(Entries provided):
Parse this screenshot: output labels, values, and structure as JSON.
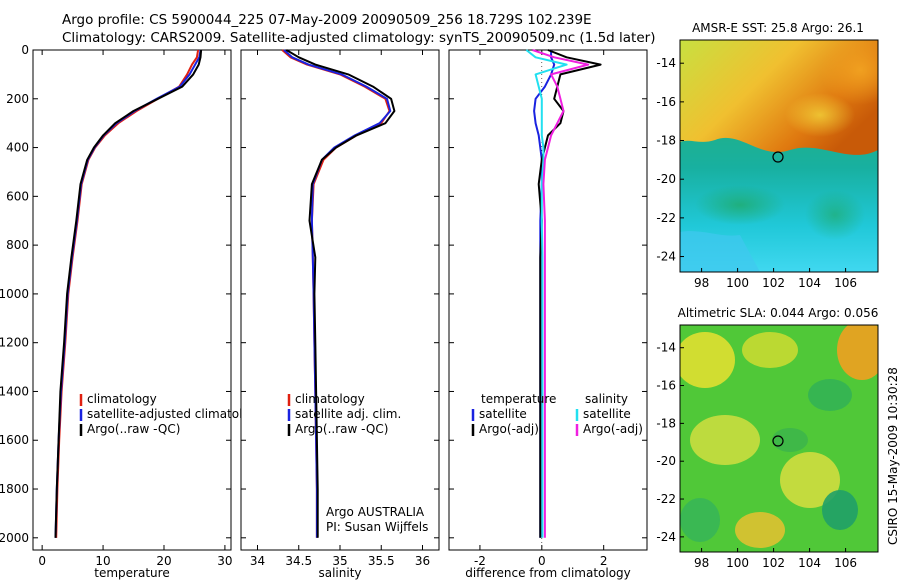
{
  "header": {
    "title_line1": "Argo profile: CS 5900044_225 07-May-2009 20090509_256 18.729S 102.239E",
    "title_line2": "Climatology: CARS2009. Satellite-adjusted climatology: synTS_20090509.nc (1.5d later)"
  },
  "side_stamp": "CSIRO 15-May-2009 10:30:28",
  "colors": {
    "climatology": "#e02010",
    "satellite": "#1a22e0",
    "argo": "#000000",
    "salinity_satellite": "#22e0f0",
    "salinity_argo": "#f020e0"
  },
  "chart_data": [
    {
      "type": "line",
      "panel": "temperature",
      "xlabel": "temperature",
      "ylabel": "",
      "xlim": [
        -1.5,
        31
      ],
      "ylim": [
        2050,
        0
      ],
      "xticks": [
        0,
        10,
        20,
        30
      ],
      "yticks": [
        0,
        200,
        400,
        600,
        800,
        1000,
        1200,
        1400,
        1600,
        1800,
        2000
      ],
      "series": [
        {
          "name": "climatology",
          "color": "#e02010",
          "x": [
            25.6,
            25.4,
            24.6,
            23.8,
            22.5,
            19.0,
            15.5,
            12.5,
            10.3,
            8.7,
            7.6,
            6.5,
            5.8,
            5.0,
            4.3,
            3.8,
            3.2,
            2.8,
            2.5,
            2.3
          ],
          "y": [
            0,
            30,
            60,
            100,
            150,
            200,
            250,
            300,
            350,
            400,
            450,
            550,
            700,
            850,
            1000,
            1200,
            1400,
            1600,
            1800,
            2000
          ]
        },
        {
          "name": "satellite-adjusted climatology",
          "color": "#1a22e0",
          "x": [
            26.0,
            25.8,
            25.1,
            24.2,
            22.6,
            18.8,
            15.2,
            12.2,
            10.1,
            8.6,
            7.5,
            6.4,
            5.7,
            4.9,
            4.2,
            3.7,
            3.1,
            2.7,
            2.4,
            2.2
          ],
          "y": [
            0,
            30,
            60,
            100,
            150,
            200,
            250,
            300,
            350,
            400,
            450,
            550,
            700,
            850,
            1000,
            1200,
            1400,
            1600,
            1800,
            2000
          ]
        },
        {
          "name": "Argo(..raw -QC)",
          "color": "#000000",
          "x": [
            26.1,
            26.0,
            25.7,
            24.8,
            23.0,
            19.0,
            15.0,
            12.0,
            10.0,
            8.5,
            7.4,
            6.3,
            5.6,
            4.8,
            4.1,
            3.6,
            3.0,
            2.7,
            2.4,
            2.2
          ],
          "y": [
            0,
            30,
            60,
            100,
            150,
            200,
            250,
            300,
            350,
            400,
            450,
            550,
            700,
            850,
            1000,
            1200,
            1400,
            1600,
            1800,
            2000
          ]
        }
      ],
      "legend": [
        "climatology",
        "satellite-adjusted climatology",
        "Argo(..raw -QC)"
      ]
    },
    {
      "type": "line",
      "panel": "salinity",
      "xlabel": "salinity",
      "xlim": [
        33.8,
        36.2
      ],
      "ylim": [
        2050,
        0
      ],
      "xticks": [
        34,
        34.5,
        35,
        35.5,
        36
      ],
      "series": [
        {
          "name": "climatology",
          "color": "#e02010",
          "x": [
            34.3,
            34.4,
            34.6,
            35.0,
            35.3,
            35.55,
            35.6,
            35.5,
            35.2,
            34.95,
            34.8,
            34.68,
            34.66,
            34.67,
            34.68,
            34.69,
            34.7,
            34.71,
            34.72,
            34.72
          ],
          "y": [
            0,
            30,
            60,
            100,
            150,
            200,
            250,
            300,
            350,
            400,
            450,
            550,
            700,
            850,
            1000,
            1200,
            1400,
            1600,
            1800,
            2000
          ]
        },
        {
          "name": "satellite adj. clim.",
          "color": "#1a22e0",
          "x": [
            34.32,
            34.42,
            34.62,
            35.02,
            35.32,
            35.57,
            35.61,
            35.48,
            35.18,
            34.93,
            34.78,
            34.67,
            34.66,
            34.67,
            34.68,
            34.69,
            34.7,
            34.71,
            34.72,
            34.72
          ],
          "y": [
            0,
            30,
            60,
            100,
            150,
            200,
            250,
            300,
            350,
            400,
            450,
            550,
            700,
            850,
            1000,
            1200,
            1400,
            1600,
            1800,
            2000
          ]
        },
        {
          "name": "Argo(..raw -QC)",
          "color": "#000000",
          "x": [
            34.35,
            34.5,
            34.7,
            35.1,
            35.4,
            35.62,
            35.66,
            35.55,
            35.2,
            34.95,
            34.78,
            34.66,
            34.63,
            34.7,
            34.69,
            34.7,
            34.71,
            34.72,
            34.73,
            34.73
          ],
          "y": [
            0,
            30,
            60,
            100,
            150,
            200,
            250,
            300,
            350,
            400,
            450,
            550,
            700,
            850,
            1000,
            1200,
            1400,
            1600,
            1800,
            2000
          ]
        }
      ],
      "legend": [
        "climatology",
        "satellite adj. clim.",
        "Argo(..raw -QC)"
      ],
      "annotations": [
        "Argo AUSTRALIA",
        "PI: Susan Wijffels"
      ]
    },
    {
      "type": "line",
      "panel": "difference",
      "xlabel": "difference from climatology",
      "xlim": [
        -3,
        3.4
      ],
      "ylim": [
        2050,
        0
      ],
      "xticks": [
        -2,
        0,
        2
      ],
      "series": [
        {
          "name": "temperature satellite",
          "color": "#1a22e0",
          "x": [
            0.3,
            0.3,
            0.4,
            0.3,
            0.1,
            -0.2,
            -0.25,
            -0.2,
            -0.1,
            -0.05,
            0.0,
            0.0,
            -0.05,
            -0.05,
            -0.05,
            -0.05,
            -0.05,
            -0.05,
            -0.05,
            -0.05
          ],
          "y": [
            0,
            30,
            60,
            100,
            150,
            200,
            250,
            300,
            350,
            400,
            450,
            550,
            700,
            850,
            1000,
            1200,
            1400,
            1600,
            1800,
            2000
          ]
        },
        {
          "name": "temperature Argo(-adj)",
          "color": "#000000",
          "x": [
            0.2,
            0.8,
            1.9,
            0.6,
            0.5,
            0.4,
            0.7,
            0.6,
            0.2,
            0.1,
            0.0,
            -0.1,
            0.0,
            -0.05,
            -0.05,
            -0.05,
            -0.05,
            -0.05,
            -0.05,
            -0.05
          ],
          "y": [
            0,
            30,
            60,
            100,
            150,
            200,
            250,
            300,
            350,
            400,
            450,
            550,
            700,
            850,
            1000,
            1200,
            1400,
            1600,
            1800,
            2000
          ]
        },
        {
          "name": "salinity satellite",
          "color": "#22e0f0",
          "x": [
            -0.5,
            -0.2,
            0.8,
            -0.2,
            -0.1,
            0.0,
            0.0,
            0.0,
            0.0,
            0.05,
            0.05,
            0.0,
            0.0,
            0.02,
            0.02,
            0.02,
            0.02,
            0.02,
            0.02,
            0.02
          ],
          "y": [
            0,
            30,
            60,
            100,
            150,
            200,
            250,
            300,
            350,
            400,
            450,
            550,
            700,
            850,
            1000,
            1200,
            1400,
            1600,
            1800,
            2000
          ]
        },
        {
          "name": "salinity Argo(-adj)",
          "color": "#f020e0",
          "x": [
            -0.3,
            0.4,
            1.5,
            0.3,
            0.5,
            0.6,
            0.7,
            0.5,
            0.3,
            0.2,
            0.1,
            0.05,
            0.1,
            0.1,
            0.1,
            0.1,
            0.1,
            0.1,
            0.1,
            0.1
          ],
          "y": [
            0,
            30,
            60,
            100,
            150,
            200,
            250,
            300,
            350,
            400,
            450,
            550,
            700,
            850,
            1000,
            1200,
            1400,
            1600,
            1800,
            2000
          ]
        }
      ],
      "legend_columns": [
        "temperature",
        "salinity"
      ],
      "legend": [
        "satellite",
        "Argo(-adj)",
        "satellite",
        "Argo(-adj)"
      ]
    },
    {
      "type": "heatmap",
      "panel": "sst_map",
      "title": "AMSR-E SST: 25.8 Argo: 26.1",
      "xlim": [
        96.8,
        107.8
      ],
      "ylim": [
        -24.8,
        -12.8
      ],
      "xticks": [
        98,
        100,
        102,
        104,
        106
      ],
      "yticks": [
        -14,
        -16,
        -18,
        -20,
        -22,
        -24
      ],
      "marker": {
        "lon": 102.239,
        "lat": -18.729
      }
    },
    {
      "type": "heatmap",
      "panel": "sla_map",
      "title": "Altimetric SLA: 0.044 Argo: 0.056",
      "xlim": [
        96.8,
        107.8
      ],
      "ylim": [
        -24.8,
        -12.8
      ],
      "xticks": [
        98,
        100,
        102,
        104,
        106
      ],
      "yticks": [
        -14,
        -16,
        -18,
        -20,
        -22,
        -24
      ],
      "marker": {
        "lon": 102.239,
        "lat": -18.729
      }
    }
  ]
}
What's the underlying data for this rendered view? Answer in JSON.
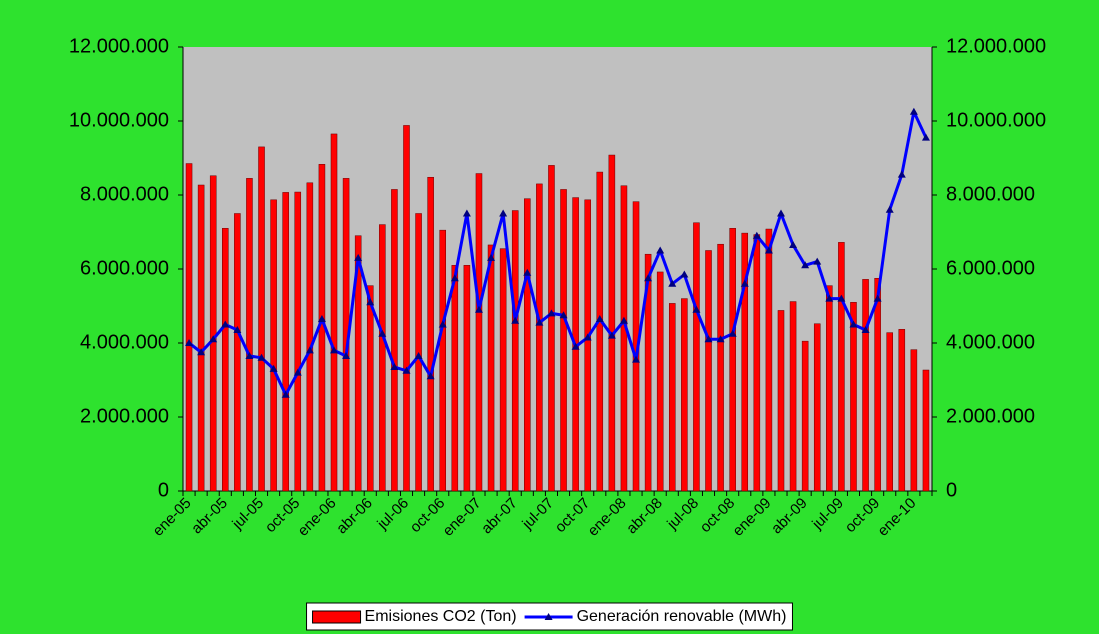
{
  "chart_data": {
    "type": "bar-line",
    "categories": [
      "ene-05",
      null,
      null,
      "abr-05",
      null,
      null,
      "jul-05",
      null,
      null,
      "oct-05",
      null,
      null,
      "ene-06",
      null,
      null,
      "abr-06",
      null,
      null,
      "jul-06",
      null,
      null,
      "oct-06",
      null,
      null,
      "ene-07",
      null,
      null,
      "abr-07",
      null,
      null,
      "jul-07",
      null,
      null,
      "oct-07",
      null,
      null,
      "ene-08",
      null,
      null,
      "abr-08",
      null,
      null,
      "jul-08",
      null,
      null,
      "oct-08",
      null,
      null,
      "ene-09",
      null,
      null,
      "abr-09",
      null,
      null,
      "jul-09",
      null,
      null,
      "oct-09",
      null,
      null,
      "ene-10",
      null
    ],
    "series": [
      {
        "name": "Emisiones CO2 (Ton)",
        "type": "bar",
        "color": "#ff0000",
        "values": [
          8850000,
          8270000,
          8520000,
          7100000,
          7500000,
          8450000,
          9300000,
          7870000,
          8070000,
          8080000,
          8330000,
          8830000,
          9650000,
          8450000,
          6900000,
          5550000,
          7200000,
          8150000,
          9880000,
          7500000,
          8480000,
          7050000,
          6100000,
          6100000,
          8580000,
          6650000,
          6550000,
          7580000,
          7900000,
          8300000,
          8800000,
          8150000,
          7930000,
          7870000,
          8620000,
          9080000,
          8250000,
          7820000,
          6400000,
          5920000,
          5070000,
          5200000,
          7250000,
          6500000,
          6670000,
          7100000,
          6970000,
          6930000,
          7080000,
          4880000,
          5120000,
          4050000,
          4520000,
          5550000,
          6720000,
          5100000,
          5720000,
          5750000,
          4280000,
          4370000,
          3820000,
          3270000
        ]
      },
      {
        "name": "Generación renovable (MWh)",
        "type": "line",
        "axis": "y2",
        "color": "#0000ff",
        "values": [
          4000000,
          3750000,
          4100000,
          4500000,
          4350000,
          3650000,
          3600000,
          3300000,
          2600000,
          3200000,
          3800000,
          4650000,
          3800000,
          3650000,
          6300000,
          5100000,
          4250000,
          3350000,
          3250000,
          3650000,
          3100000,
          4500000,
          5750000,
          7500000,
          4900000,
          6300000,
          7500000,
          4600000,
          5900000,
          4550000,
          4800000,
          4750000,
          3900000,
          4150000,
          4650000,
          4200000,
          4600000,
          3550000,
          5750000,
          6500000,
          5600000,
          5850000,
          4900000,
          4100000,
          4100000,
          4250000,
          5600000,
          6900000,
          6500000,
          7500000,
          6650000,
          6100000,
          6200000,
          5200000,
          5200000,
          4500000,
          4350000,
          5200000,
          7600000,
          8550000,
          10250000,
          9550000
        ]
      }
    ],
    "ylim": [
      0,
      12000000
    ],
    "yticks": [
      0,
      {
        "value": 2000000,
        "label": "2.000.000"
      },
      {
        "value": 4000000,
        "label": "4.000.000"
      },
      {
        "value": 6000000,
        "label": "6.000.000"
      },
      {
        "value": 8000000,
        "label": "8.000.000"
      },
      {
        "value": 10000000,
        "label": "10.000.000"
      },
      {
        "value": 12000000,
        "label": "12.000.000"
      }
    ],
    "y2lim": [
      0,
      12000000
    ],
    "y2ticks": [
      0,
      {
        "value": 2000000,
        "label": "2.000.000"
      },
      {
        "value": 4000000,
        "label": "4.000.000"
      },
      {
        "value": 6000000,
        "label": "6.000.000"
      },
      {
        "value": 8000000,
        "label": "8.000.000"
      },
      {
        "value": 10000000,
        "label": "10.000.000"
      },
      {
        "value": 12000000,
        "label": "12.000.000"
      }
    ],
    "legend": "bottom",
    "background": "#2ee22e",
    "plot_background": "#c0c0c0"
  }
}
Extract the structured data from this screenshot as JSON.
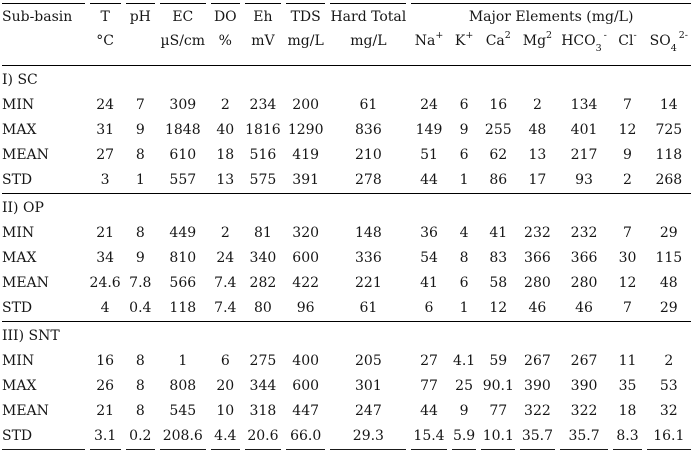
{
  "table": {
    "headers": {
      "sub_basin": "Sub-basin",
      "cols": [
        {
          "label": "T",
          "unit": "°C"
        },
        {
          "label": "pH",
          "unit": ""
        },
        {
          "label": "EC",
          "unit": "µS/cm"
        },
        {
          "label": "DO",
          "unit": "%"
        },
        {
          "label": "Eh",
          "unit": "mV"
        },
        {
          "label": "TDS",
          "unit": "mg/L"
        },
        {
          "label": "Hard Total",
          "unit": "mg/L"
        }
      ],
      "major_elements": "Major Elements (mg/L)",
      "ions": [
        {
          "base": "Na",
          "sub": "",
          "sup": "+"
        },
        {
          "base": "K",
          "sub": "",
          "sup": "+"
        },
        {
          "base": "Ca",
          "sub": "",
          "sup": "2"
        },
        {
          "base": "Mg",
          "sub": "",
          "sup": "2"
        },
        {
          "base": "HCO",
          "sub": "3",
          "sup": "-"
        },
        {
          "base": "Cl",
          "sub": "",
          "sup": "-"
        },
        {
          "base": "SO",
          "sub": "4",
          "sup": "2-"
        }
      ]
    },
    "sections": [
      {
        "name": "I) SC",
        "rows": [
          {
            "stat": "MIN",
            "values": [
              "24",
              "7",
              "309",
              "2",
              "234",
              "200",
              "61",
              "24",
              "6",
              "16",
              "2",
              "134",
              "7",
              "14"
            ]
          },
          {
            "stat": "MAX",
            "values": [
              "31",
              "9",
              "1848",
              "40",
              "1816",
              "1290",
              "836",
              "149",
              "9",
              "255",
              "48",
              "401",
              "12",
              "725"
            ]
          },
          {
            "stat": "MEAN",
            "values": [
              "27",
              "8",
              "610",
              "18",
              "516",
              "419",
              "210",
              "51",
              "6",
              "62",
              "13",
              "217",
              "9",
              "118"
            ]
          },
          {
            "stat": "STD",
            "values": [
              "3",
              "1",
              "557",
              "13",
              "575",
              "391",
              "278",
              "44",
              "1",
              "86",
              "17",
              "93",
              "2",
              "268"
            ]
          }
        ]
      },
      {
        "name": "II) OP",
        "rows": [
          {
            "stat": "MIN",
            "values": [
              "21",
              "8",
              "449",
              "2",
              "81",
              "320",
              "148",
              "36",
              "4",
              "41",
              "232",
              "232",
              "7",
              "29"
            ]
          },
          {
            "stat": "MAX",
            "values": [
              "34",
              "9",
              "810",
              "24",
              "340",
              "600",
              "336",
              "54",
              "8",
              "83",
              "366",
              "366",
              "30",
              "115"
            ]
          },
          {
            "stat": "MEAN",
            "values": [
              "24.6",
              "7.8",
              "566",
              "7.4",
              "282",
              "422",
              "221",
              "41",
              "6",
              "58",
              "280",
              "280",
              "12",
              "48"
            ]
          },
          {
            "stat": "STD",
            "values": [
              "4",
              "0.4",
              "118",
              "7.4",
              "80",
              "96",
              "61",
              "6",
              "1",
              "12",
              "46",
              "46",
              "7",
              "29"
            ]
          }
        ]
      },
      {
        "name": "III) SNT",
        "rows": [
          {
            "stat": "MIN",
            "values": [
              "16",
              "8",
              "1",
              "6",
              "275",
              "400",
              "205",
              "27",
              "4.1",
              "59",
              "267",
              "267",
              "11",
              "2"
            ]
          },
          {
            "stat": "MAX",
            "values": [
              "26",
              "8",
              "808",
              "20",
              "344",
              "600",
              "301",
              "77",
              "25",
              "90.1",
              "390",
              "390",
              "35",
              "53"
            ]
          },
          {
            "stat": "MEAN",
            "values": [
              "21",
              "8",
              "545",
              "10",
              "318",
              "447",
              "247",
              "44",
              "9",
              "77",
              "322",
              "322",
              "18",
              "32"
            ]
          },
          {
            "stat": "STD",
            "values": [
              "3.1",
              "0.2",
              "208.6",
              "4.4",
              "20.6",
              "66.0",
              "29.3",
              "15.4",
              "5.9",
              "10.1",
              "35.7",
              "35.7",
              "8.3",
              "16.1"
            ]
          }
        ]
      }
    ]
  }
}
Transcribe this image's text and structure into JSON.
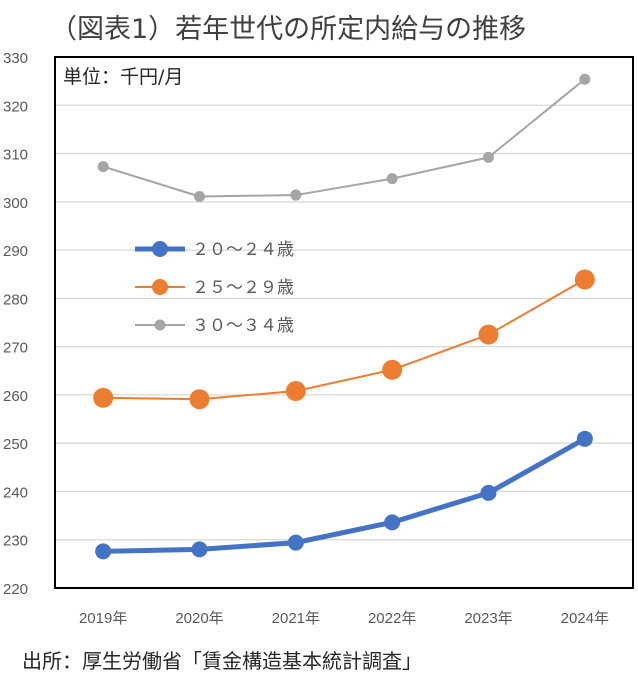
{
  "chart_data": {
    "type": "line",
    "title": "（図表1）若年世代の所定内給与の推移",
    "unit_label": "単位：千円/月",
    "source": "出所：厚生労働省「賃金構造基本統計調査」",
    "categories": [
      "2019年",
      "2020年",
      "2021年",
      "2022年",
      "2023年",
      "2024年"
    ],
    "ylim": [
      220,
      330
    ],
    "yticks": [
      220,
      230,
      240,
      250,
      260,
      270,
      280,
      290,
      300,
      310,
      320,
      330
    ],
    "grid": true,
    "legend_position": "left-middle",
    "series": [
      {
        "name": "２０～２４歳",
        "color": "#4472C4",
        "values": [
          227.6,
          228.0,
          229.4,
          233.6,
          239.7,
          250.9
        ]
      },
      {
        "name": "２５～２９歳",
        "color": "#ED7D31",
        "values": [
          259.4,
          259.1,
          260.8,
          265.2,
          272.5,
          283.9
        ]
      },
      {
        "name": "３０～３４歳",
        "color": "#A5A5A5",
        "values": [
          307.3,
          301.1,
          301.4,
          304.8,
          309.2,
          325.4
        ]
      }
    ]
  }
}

(What is needed): Gather up every line from the listing above in which the word "xlabel" occurs.

(Finished task):
      "xlabel": "temperature",
      "xlabel": "salinity",
      "xlabel": "difference from climatology",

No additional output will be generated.